**WHAT IS EXPECTED:**
Reproduce the items below, changing each occurrence of "legend-key" to "legend-swatch" and leaving all other text intact.

* BEGIN RECORDS SUPPLIED *

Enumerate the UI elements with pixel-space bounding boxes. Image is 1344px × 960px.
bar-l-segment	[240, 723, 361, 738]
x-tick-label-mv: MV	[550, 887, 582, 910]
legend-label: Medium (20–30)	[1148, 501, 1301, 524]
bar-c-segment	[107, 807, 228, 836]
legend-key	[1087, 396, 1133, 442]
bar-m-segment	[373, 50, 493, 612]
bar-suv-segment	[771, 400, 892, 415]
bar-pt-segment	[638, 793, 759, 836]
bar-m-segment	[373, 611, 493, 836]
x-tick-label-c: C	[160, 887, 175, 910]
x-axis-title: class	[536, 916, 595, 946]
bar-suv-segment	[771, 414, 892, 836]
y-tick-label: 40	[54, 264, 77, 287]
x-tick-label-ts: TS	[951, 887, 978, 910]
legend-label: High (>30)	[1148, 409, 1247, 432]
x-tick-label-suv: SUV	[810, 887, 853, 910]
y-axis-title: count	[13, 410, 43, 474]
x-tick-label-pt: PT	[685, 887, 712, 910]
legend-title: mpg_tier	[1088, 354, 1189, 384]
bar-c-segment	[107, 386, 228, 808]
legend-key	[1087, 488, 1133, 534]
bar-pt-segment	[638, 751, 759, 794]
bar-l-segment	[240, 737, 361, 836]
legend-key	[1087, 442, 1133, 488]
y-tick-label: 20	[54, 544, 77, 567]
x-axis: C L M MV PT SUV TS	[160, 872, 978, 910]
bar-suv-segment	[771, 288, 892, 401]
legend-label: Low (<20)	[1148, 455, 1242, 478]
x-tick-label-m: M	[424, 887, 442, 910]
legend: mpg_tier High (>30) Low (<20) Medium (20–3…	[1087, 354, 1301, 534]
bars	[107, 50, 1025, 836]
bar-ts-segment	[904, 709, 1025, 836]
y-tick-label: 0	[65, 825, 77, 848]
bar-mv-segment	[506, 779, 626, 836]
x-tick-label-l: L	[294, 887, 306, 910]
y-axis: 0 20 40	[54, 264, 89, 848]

* END RECORDS SUPPLIED *

**TASK SOLUTION:**
Enumerate the UI elements with pixel-space bounding boxes. Image is 1344px × 960px.
bar-l-segment	[240, 723, 361, 738]
x-tick-label-mv: MV	[550, 887, 582, 910]
legend-label: Medium (20–30)	[1148, 501, 1301, 524]
bar-c-segment	[107, 807, 228, 836]
legend-swatch	[1087, 396, 1133, 442]
bar-m-segment	[373, 50, 493, 612]
bar-suv-segment	[771, 400, 892, 415]
bar-pt-segment	[638, 793, 759, 836]
bar-m-segment	[373, 611, 493, 836]
x-tick-label-c: C	[160, 887, 175, 910]
x-axis-title: class	[536, 916, 595, 946]
bar-suv-segment	[771, 414, 892, 836]
y-tick-label: 40	[54, 264, 77, 287]
x-tick-label-ts: TS	[951, 887, 978, 910]
legend-label: High (>30)	[1148, 409, 1247, 432]
x-tick-label-suv: SUV	[810, 887, 853, 910]
y-axis-title: count	[13, 410, 43, 474]
x-tick-label-pt: PT	[685, 887, 712, 910]
legend-title: mpg_tier	[1088, 354, 1189, 384]
bar-c-segment	[107, 386, 228, 808]
legend-swatch	[1087, 488, 1133, 534]
bar-pt-segment	[638, 751, 759, 794]
bar-l-segment	[240, 737, 361, 836]
legend-swatch	[1087, 442, 1133, 488]
y-tick-label: 20	[54, 544, 77, 567]
x-axis: C L M MV PT SUV TS	[160, 872, 978, 910]
bar-suv-segment	[771, 288, 892, 401]
legend-label: Low (<20)	[1148, 455, 1242, 478]
x-tick-label-m: M	[424, 887, 442, 910]
legend: mpg_tier High (>30) Low (<20) Medium (20–3…	[1087, 354, 1301, 534]
bars	[107, 50, 1025, 836]
bar-ts-segment	[904, 709, 1025, 836]
y-tick-label: 0	[65, 825, 77, 848]
bar-mv-segment	[506, 779, 626, 836]
x-tick-label-l: L	[294, 887, 306, 910]
y-axis: 0 20 40	[54, 264, 89, 848]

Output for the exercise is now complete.